▶ Problem details: Write out the material exactly, leaving every picture behind.

* BEGIN Supplied data *

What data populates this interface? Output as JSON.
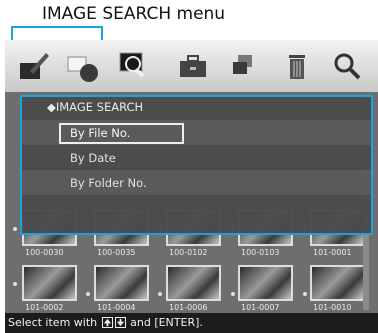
{
  "annotation": {
    "title": "IMAGE SEARCH menu",
    "accent_color": "#1aa3e0"
  },
  "toolbar": {
    "icons": [
      "pen-icon",
      "palette-icon",
      "search-image-icon",
      "toolbox-icon",
      "copy-icon",
      "trash-icon",
      "magnifier-icon"
    ]
  },
  "menu": {
    "heading": "◆IMAGE SEARCH",
    "items": [
      {
        "label": "By File No.",
        "selected": true
      },
      {
        "label": "By Date",
        "selected": false
      },
      {
        "label": "By Folder No.",
        "selected": false
      }
    ]
  },
  "thumbnails": {
    "row1": [
      "100-0030",
      "100-0035",
      "100-0102",
      "100-0103",
      "101-0001"
    ],
    "row2": [
      "101-0002",
      "101-0004",
      "101-0006",
      "101-0007",
      "101-0010"
    ]
  },
  "statusbar": {
    "prefix": "Select item with ",
    "suffix": " and [ENTER]."
  }
}
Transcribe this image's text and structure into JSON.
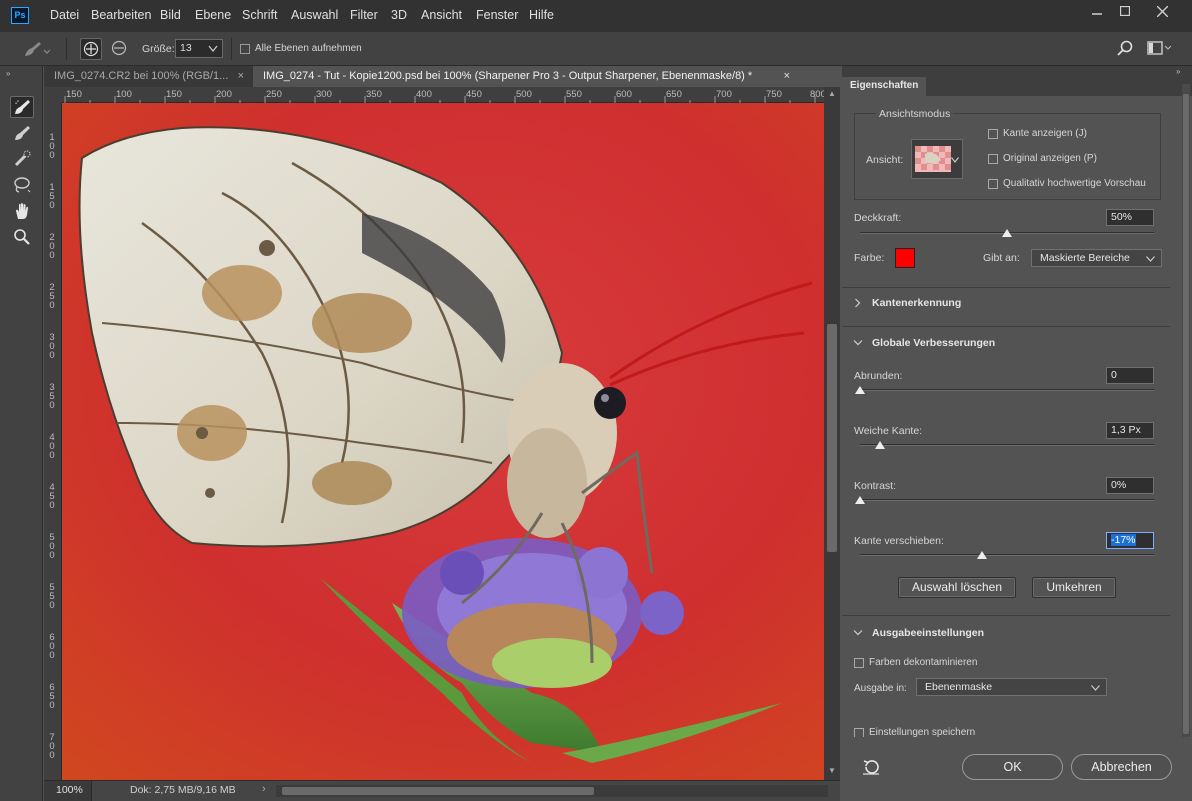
{
  "app": {
    "logo": "Ps"
  },
  "menu": [
    "Datei",
    "Bearbeiten",
    "Bild",
    "Ebene",
    "Schrift",
    "Auswahl",
    "Filter",
    "3D",
    "Ansicht",
    "Fenster",
    "Hilfe"
  ],
  "options": {
    "size_label": "Größe:",
    "size_value": "13",
    "all_layers_label": "Alle Ebenen aufnehmen"
  },
  "tabs": [
    {
      "label": "IMG_0274.CR2 bei 100% (RGB/1...",
      "close": "×",
      "active": false
    },
    {
      "label": "IMG_0274 - Tut - Kopie1200.psd bei 100% (Sharpener Pro 3 - Output Sharpener, Ebenenmaske/8) *",
      "close": "×",
      "active": true
    }
  ],
  "ruler_h": [
    "150",
    "100",
    "150",
    "200",
    "250",
    "300",
    "350",
    "400",
    "450",
    "500",
    "550",
    "600",
    "650",
    "700",
    "750",
    "800",
    "8"
  ],
  "ruler_v": [
    "1\n0\n0",
    "1\n5\n0",
    "2\n0\n0",
    "2\n5\n0",
    "3\n0\n0",
    "3\n5\n0",
    "4\n0\n0",
    "4\n5\n0",
    "5\n0\n0",
    "5\n5\n0",
    "6\n0\n0",
    "6\n5\n0",
    "7\n0\n0",
    "7\n5\n0"
  ],
  "status": {
    "zoom": "100%",
    "doc": "Dok: 2,75 MB/9,16 MB"
  },
  "panel": {
    "title": "Eigenschaften",
    "view_mode": {
      "group_label": "Ansichtsmodus",
      "view_label": "Ansicht:",
      "options": [
        "Kante anzeigen (J)",
        "Original anzeigen (P)",
        "Qualitativ hochwertige Vorschau"
      ]
    },
    "opacity": {
      "label": "Deckkraft:",
      "value": "50%",
      "level_percent": 50
    },
    "color": {
      "label": "Farbe:",
      "swatch": "#ff0000"
    },
    "applies_to": {
      "label": "Gibt an:",
      "value": "Maskierte Bereiche"
    },
    "edge_detection": {
      "title": "Kantenerkennung"
    },
    "global": {
      "title": "Globale Verbesserungen",
      "smooth": {
        "label": "Abrunden:",
        "value": "0"
      },
      "feather": {
        "label": "Weiche Kante:",
        "value": "1,3 Px"
      },
      "contrast": {
        "label": "Kontrast:",
        "value": "0%"
      },
      "shift_edge": {
        "label": "Kante verschieben:",
        "value": "-17%"
      },
      "clear_button": "Auswahl löschen",
      "invert_button": "Umkehren"
    },
    "output": {
      "title": "Ausgabeeinstellungen",
      "decontaminate": "Farben dekontaminieren",
      "output_to_label": "Ausgabe in:",
      "output_to_value": "Ebenenmaske",
      "save_settings": "Einstellungen speichern"
    },
    "ok": "OK",
    "cancel": "Abbrechen"
  },
  "colors": {
    "accent_selection": "#1d6fd6",
    "canvas_bg": "#d22f2c",
    "ps_blue": "#31a8ff"
  }
}
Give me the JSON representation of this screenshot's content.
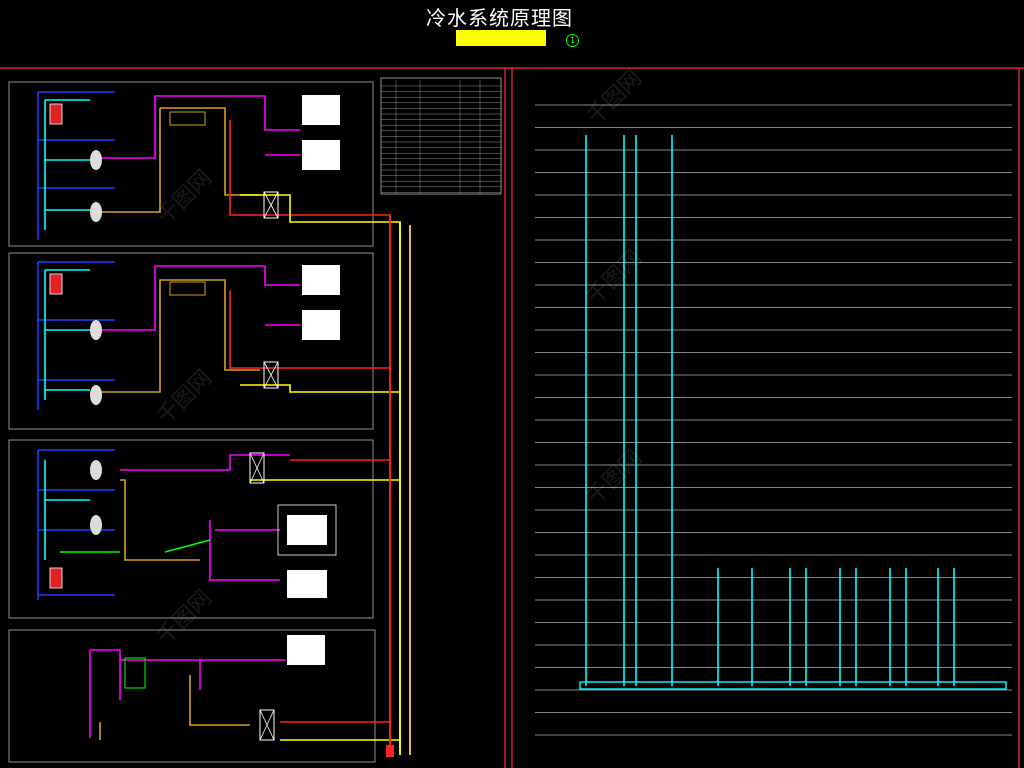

* END Supplied data *

▶ Answer in full:
What data populates this interface? Output as JSON.
{
  "annotation": {
    "title": "IMAGE SEARCH menu",
    "accent_color": "#1aa3e0"
  },
  "toolbar": {
    "icons": [
      "pen-icon",
      "palette-icon",
      "search-image-icon",
      "toolbox-icon",
      "copy-icon",
      "trash-icon",
      "magnifier-icon"
    ]
  },
  "menu": {
    "heading": "◆IMAGE SEARCH",
    "items": [
      {
        "label": "By File No.",
        "selected": true
      },
      {
        "label": "By Date",
        "selected": false
      },
      {
        "label": "By Folder No.",
        "selected": false
      }
    ]
  },
  "thumbnails": {
    "row1": [
      "100-0030",
      "100-0035",
      "100-0102",
      "100-0103",
      "101-0001"
    ],
    "row2": [
      "101-0002",
      "101-0004",
      "101-0006",
      "101-0007",
      "101-0010"
    ]
  },
  "statusbar": {
    "prefix": "Select item with ",
    "suffix": " and [ENTER]."
  }
}
Transcribe this image's text and structure into JSON.
{
  "app": {
    "logo": "Ps"
  },
  "menu": [
    "Datei",
    "Bearbeiten",
    "Bild",
    "Ebene",
    "Schrift",
    "Auswahl",
    "Filter",
    "3D",
    "Ansicht",
    "Fenster",
    "Hilfe"
  ],
  "options": {
    "size_label": "Größe:",
    "size_value": "13",
    "all_layers_label": "Alle Ebenen aufnehmen"
  },
  "tabs": [
    {
      "label": "IMG_0274.CR2 bei 100% (RGB/1...",
      "close": "×",
      "active": false
    },
    {
      "label": "IMG_0274 - Tut - Kopie1200.psd bei 100% (Sharpener Pro 3 - Output Sharpener, Ebenenmaske/8) *",
      "close": "×",
      "active": true
    }
  ],
  "ruler_h": [
    "150",
    "100",
    "150",
    "200",
    "250",
    "300",
    "350",
    "400",
    "450",
    "500",
    "550",
    "600",
    "650",
    "700",
    "750",
    "800",
    "8"
  ],
  "ruler_v": [
    "1\n0\n0",
    "1\n5\n0",
    "2\n0\n0",
    "2\n5\n0",
    "3\n0\n0",
    "3\n5\n0",
    "4\n0\n0",
    "4\n5\n0",
    "5\n0\n0",
    "5\n5\n0",
    "6\n0\n0",
    "6\n5\n0",
    "7\n0\n0",
    "7\n5\n0"
  ],
  "status": {
    "zoom": "100%",
    "doc": "Dok: 2,75 MB/9,16 MB"
  },
  "panel": {
    "title": "Eigenschaften",
    "view_mode": {
      "group_label": "Ansichtsmodus",
      "view_label": "Ansicht:",
      "options": [
        "Kante anzeigen (J)",
        "Original anzeigen (P)",
        "Qualitativ hochwertige Vorschau"
      ]
    },
    "opacity": {
      "label": "Deckkraft:",
      "value": "50%",
      "level_percent": 50
    },
    "color": {
      "label": "Farbe:",
      "swatch": "#ff0000"
    },
    "applies_to": {
      "label": "Gibt an:",
      "value": "Maskierte Bereiche"
    },
    "edge_detection": {
      "title": "Kantenerkennung"
    },
    "global": {
      "title": "Globale Verbesserungen",
      "smooth": {
        "label": "Abrunden:",
        "value": "0"
      },
      "feather": {
        "label": "Weiche Kante:",
        "value": "1,3 Px"
      },
      "contrast": {
        "label": "Kontrast:",
        "value": "0%"
      },
      "shift_edge": {
        "label": "Kante verschieben:",
        "value": "-17%"
      },
      "clear_button": "Auswahl löschen",
      "invert_button": "Umkehren"
    },
    "output": {
      "title": "Ausgabeeinstellungen",
      "decontaminate": "Farben dekontaminieren",
      "output_to_label": "Ausgabe in:",
      "output_to_value": "Ebenenmaske",
      "save_settings": "Einstellungen speichern"
    },
    "ok": "OK",
    "cancel": "Abbrechen"
  },
  "colors": {
    "accent_selection": "#1d6fd6",
    "canvas_bg": "#d22f2c",
    "ps_blue": "#31a8ff"
  }
}
Give me the JSON representation of this screenshot's content.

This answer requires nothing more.